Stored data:
'''

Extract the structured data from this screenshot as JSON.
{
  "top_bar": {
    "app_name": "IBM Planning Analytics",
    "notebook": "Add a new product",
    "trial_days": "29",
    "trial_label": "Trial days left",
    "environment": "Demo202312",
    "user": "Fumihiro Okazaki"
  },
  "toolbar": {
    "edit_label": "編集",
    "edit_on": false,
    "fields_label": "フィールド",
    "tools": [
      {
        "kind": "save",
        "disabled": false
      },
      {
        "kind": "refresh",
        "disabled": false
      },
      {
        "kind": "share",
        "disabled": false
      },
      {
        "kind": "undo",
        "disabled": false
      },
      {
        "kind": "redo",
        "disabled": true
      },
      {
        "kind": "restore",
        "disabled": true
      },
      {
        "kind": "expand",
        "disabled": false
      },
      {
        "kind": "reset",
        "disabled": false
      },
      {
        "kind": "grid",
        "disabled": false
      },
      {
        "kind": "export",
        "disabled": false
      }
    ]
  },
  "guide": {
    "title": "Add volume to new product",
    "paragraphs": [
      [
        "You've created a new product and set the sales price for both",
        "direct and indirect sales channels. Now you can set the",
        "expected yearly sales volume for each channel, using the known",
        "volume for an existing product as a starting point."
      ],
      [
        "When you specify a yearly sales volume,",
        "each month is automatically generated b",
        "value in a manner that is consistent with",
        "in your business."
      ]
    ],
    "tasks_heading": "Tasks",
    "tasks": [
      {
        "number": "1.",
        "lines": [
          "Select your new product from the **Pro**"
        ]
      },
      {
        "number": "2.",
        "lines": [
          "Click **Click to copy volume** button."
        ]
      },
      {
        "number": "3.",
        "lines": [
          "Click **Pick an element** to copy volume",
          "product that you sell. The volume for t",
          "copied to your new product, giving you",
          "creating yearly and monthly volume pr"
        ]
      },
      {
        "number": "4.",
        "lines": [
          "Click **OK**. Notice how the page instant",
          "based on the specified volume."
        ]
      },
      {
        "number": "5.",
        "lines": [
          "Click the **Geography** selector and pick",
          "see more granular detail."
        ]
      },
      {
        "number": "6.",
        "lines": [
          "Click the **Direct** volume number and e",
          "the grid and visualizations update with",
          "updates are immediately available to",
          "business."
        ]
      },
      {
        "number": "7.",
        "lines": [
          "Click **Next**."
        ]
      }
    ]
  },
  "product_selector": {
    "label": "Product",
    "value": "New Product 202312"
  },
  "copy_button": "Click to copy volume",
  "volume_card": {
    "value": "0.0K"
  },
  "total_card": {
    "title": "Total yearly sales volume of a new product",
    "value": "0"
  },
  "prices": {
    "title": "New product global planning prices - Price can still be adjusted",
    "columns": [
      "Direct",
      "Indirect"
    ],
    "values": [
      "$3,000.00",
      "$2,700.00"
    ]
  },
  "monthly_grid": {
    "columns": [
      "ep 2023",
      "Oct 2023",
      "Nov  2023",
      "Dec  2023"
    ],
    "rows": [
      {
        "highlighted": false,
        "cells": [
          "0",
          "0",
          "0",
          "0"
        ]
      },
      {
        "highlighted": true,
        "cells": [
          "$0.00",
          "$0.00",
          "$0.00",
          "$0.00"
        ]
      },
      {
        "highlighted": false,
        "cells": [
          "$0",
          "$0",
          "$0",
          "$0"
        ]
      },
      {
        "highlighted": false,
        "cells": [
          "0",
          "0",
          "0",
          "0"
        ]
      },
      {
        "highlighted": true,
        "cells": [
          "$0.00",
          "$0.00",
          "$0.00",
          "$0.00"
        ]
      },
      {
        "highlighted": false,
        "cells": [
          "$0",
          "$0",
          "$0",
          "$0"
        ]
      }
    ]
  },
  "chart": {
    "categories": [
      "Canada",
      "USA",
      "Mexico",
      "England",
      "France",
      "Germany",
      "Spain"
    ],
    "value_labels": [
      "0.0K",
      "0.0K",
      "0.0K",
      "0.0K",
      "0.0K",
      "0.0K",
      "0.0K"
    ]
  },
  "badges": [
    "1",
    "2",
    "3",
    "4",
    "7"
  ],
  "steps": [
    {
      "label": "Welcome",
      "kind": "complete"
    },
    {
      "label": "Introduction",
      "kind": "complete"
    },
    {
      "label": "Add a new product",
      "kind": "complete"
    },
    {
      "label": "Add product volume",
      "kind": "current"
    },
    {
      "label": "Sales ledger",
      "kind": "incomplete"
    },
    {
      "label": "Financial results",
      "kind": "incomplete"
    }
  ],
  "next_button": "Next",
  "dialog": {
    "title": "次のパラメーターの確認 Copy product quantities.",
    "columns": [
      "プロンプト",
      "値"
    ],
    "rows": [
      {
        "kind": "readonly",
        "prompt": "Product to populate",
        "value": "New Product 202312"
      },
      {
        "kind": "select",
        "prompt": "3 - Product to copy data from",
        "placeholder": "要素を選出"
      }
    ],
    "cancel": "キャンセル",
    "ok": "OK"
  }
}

'''

§ WRITTEN PROBLEM:
Copy all lines from the material that contain "prompt".

§ CORRECT ANSWER:
        "prompt": "Product to populate",
        "prompt": "3 - Product to copy data from",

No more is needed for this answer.